**MATERIAL:**
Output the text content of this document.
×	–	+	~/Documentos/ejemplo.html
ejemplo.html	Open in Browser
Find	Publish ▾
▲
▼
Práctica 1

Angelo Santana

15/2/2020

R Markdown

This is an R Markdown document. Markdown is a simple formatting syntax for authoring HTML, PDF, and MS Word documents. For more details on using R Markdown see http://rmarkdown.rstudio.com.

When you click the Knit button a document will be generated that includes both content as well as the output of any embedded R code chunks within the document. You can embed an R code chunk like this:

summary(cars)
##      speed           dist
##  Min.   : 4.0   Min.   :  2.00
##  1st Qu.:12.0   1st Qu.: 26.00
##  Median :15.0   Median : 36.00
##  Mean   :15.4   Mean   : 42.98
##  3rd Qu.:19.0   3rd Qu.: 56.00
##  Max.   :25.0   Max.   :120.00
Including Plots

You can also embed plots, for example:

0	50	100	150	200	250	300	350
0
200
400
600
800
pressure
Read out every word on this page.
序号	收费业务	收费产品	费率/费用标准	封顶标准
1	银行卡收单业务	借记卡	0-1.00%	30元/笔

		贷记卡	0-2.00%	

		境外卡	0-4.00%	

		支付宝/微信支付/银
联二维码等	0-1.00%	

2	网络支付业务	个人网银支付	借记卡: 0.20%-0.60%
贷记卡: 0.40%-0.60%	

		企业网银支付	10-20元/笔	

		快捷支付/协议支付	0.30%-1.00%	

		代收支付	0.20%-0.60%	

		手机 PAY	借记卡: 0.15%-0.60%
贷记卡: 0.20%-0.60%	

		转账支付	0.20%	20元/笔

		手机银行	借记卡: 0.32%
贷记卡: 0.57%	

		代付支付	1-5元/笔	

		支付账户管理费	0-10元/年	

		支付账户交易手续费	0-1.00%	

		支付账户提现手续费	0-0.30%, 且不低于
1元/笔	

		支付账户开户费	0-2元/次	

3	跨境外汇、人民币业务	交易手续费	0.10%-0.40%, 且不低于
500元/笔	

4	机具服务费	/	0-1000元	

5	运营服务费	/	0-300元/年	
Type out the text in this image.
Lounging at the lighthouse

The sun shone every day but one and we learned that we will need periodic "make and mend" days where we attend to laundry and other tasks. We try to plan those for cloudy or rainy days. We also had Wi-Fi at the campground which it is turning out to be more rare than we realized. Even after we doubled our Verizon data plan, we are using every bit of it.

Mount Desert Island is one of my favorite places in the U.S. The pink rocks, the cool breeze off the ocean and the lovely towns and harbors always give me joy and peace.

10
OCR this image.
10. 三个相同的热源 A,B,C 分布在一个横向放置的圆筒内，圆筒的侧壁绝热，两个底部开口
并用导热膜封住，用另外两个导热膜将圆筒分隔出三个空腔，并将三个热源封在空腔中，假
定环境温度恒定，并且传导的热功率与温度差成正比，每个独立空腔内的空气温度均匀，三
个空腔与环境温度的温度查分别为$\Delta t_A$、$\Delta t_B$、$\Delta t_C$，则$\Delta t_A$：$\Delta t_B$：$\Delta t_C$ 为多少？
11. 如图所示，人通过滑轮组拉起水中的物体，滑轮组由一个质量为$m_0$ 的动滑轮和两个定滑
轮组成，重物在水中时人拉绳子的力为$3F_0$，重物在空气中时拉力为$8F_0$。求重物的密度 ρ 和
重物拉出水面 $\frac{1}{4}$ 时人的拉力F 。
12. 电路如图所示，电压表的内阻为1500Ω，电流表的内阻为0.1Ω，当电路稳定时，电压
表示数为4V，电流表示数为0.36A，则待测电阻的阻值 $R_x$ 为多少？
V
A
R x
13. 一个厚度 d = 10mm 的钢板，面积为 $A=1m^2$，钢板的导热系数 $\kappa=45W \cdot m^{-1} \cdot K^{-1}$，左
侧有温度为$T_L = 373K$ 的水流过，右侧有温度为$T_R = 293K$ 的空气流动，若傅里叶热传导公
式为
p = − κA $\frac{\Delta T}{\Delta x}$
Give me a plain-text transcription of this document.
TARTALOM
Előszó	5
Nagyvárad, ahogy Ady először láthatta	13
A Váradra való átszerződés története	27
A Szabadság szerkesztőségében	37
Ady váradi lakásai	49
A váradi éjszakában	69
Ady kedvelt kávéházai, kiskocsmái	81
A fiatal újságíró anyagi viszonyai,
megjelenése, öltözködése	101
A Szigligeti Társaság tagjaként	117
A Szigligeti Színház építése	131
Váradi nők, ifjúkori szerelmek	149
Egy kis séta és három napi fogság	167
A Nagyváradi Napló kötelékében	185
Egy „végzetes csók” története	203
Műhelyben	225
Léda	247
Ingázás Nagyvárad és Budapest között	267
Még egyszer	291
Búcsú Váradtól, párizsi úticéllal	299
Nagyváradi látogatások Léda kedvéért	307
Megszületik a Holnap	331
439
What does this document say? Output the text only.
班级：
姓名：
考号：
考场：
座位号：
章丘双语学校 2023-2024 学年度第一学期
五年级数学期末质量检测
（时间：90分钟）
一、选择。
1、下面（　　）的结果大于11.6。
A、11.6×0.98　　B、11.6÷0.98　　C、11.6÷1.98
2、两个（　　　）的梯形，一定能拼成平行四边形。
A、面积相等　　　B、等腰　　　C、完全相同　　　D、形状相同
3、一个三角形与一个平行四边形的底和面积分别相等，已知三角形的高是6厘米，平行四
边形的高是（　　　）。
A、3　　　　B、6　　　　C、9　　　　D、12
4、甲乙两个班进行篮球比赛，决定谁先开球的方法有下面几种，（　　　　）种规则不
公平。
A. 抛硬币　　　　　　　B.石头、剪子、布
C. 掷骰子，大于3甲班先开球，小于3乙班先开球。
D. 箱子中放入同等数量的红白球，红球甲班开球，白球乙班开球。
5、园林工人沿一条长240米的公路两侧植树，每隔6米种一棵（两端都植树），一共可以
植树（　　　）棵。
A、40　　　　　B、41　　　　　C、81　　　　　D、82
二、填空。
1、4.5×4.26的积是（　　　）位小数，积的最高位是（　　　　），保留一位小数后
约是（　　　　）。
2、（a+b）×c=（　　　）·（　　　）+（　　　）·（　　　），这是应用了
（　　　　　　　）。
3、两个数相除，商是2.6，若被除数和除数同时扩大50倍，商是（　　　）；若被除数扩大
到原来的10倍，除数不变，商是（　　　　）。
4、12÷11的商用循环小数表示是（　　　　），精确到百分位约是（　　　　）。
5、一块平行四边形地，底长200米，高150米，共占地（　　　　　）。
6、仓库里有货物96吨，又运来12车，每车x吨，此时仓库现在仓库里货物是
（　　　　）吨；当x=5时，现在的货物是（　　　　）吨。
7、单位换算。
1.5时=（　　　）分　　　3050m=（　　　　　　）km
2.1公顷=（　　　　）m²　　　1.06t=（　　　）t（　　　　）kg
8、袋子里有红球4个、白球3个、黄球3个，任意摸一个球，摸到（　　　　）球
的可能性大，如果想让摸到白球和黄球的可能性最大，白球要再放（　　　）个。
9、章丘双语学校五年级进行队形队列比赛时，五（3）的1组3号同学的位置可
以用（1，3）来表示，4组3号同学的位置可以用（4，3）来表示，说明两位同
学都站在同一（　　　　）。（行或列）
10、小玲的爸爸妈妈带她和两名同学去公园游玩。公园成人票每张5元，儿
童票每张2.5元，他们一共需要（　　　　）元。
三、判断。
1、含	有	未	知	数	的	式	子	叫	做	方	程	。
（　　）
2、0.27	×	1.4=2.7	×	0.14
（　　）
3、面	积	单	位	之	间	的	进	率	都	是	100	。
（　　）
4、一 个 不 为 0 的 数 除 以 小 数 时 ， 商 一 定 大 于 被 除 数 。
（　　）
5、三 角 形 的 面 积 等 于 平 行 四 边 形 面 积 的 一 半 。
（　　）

**TASK OBJECTIVE:**
Which lines in the records above contain the string "every"? Copy each one.

**SOLUTION:**
Read out every word on this page.
The sun shone every day but one and we learned that we will need periodic "make and mend" days where we attend to laundry and other tasks. We try to plan those for cloudy or rainy days. We also had Wi-Fi at the campground which it is turning out to be more rare than we realized. Even after we doubled our Verizon data plan, we are using every bit of it.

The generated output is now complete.